(Dataset items)
----
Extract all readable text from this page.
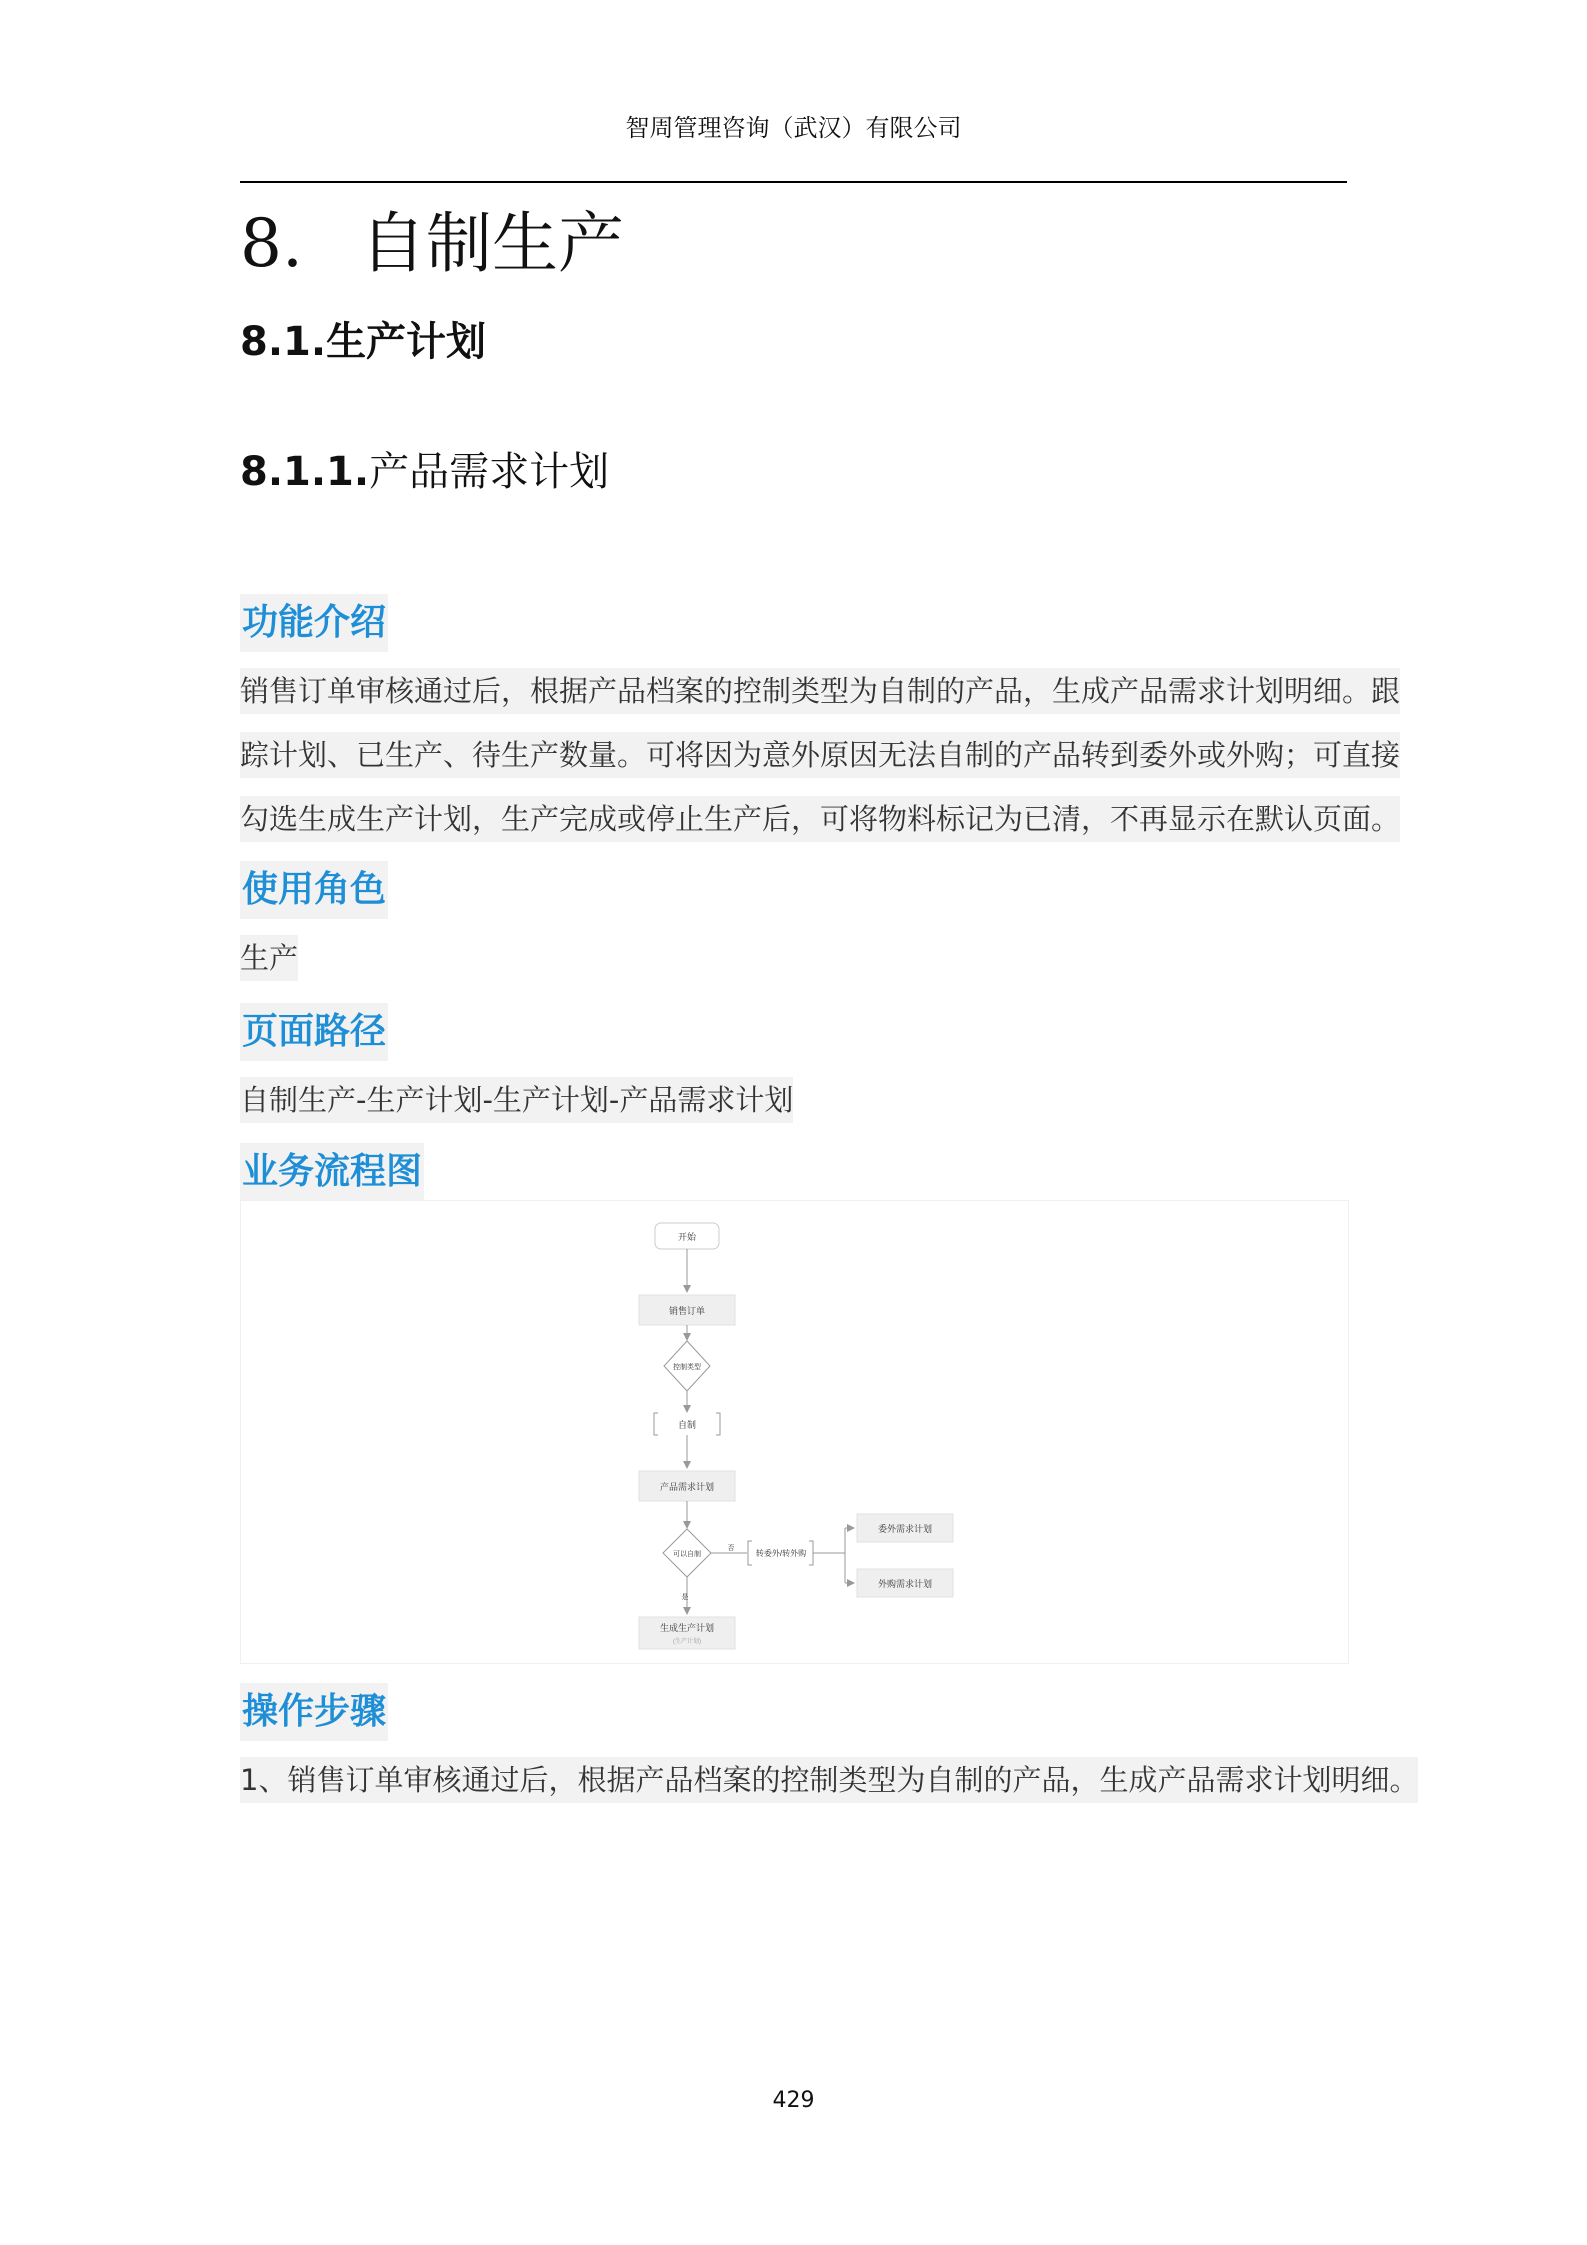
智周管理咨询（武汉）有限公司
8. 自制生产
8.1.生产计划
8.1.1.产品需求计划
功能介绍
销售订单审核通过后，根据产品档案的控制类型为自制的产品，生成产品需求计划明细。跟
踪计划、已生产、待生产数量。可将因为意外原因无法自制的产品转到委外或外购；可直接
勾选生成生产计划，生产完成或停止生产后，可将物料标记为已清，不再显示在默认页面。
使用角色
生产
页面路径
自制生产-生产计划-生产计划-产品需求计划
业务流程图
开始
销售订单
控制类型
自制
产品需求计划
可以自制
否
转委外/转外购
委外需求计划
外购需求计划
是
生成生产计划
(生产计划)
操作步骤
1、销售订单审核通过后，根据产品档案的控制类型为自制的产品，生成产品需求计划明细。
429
----
Search the lines for "根据产品档案的控制类型为自制的产品". Copy each line that has it.

> [Answer in full]:
销售订单审核通过后，根据产品档案的控制类型为自制的产品，生成产品需求计划明细。跟
1、销售订单审核通过后，根据产品档案的控制类型为自制的产品，生成产品需求计划明细。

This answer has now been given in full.